- DESCRIPTION OF THE TASK
Pull every line containing the word "this" from the records.

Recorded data
* Begin *

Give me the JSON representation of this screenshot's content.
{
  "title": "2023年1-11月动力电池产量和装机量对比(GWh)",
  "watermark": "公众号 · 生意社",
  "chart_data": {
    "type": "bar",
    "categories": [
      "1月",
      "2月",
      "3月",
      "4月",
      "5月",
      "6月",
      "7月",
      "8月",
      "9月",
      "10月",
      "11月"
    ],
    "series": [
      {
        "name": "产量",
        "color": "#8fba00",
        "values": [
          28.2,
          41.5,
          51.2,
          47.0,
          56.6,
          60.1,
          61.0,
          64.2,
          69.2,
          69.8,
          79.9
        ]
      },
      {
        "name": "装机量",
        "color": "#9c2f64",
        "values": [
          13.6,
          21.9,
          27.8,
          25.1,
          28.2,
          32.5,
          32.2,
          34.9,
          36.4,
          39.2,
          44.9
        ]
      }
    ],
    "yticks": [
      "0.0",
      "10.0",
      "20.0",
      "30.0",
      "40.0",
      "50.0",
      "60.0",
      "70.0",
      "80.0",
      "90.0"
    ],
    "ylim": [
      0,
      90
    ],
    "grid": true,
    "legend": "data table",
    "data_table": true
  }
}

* End *
* Begin *

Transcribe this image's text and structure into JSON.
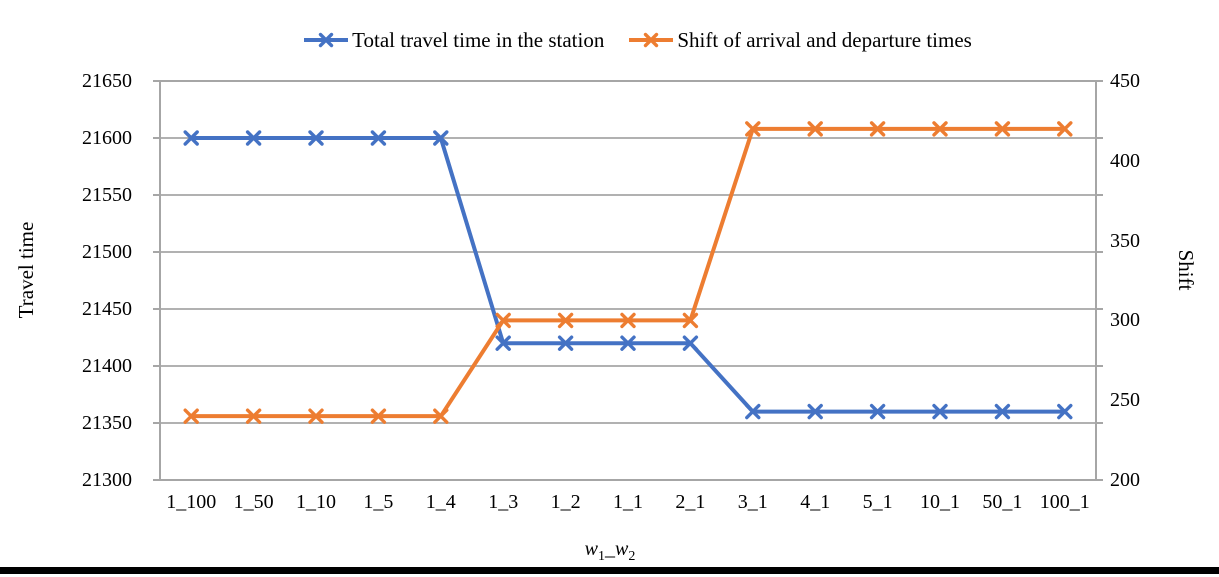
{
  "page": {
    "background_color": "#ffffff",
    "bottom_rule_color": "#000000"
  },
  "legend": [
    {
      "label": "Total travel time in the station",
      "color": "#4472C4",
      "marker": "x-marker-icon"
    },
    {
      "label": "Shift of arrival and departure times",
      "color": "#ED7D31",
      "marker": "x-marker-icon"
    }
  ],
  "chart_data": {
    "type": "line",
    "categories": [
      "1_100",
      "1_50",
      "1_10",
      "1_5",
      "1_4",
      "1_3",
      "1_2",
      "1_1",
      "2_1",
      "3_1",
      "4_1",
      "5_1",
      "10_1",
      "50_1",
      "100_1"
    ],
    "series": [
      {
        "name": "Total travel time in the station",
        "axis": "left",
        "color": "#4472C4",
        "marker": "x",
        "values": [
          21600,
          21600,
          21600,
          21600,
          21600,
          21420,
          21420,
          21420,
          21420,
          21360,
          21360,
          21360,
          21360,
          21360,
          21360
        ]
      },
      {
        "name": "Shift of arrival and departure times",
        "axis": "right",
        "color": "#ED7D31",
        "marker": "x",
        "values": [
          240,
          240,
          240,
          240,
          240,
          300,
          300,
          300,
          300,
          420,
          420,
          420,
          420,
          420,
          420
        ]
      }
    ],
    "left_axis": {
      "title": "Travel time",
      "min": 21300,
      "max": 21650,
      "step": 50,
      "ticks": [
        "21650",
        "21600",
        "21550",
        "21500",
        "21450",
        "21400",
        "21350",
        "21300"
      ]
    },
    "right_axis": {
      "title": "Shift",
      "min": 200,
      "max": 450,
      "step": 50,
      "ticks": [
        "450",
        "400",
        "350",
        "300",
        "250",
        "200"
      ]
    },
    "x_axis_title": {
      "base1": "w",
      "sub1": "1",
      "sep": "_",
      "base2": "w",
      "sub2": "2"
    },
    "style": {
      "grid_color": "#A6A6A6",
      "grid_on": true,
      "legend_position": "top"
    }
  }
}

* End *

- ANSWER BELOW
Give me the JSON representation of this screenshot's content.
Transcribe this image's text and structure into JSON.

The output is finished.